Copy the entries below word for word, starting at the line that contains "data-point — [579, 152, 590, 163]" and ending with the last line of the entries.
____________
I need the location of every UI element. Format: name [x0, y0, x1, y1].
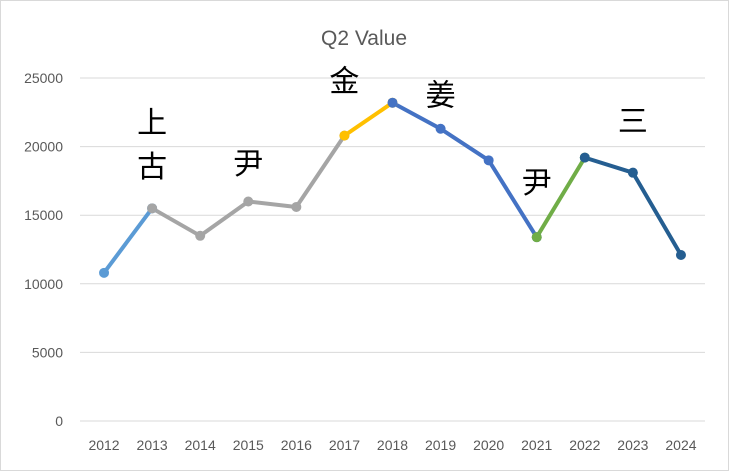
data-point — [579, 152, 590, 163]
y-tick-label: 0 — [55, 413, 63, 429]
x-axis-ticks: 2012 2013 2014 2015 2016 2017 2018 2019 2020 2021… — [88, 437, 696, 453]
data-point — [483, 155, 494, 166]
x-tick-label: 2020 — [473, 437, 504, 453]
data-point — [531, 232, 542, 243]
data-point — [627, 167, 638, 178]
annotation-label: 尹 — [522, 166, 552, 201]
x-tick-label: 2024 — [665, 437, 696, 453]
data-point — [195, 230, 206, 241]
y-tick-label: 5000 — [32, 344, 63, 360]
annotation-label: 姜 — [426, 78, 456, 113]
y-tick-label: 20000 — [24, 139, 63, 155]
x-tick-label: 2019 — [425, 437, 456, 453]
x-tick-label: 2022 — [569, 437, 600, 453]
annotations: 上古 尹 金 姜尹 三 — [137, 65, 648, 202]
data-point — [435, 123, 446, 134]
data-point — [387, 97, 398, 108]
chart-title: Q2 Value — [321, 27, 407, 50]
data-point — [675, 249, 686, 260]
annotation-label: 三 — [618, 105, 648, 140]
x-tick-label: 2018 — [377, 437, 408, 453]
data-point — [147, 203, 158, 214]
annotation-label: 上 — [137, 106, 167, 141]
x-tick-label: 2021 — [521, 437, 552, 453]
series-line — [534, 155, 587, 240]
x-tick-label: 2012 — [88, 437, 119, 453]
annotation-label: 尹 — [233, 147, 263, 182]
x-tick-label: 2017 — [329, 437, 360, 453]
annotation-label: 古 — [137, 150, 167, 185]
y-tick-label: 15000 — [24, 207, 63, 223]
series-line — [102, 206, 155, 275]
gridlines — [80, 77, 705, 422]
y-tick-label: 25000 — [24, 70, 63, 86]
series-line — [390, 100, 539, 240]
data-point — [243, 196, 254, 207]
y-tick-label: 10000 — [24, 276, 63, 292]
data-point — [291, 201, 302, 212]
x-tick-label: 2023 — [617, 437, 648, 453]
series-lines — [102, 100, 683, 275]
x-tick-label: 2014 — [185, 437, 216, 453]
series-points — [99, 97, 686, 278]
x-tick-label: 2013 — [137, 437, 168, 453]
x-tick-label: 2015 — [233, 437, 264, 453]
data-point — [339, 130, 350, 141]
data-point — [99, 267, 110, 278]
annotation-label: 金 — [329, 65, 359, 100]
y-axis-ticks: 0 5000 10000 15000 20000 25000 — [24, 70, 63, 429]
x-tick-label: 2016 — [281, 437, 312, 453]
series-line — [342, 100, 395, 138]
____________
> _Output of the task_
data-point — [579, 152, 590, 163]
y-tick-label: 0 — [55, 413, 63, 429]
x-axis-ticks: 2012 2013 2014 2015 2016 2017 2018 2019 2020 2021… — [88, 437, 696, 453]
data-point — [483, 155, 494, 166]
x-tick-label: 2020 — [473, 437, 504, 453]
data-point — [531, 232, 542, 243]
data-point — [627, 167, 638, 178]
annotation-label: 尹 — [522, 166, 552, 201]
x-tick-label: 2024 — [665, 437, 696, 453]
data-point — [195, 230, 206, 241]
y-tick-label: 5000 — [32, 344, 63, 360]
annotation-label: 姜 — [426, 78, 456, 113]
y-tick-label: 20000 — [24, 139, 63, 155]
x-tick-label: 2019 — [425, 437, 456, 453]
x-tick-label: 2022 — [569, 437, 600, 453]
annotations: 上古 尹 金 姜尹 三 — [137, 65, 648, 202]
data-point — [435, 123, 446, 134]
data-point — [387, 97, 398, 108]
chart-title: Q2 Value — [321, 27, 407, 50]
data-point — [675, 249, 686, 260]
annotation-label: 三 — [618, 105, 648, 140]
x-tick-label: 2018 — [377, 437, 408, 453]
data-point — [147, 203, 158, 214]
annotation-label: 上 — [137, 106, 167, 141]
x-tick-label: 2021 — [521, 437, 552, 453]
series-line — [534, 155, 587, 240]
x-tick-label: 2012 — [88, 437, 119, 453]
annotation-label: 尹 — [233, 147, 263, 182]
x-tick-label: 2017 — [329, 437, 360, 453]
annotation-label: 古 — [137, 150, 167, 185]
y-tick-label: 15000 — [24, 207, 63, 223]
series-line — [102, 206, 155, 275]
gridlines — [80, 77, 705, 422]
y-tick-label: 25000 — [24, 70, 63, 86]
series-line — [390, 100, 539, 240]
data-point — [243, 196, 254, 207]
y-tick-label: 10000 — [24, 276, 63, 292]
data-point — [291, 201, 302, 212]
x-tick-label: 2023 — [617, 437, 648, 453]
series-lines — [102, 100, 683, 275]
x-tick-label: 2014 — [185, 437, 216, 453]
series-points — [99, 97, 686, 278]
x-tick-label: 2013 — [137, 437, 168, 453]
x-tick-label: 2015 — [233, 437, 264, 453]
data-point — [339, 130, 350, 141]
data-point — [99, 267, 110, 278]
annotation-label: 金 — [329, 65, 359, 100]
y-axis-ticks: 0 5000 10000 15000 20000 25000 — [24, 70, 63, 429]
x-tick-label: 2016 — [281, 437, 312, 453]
series-line — [342, 100, 395, 138]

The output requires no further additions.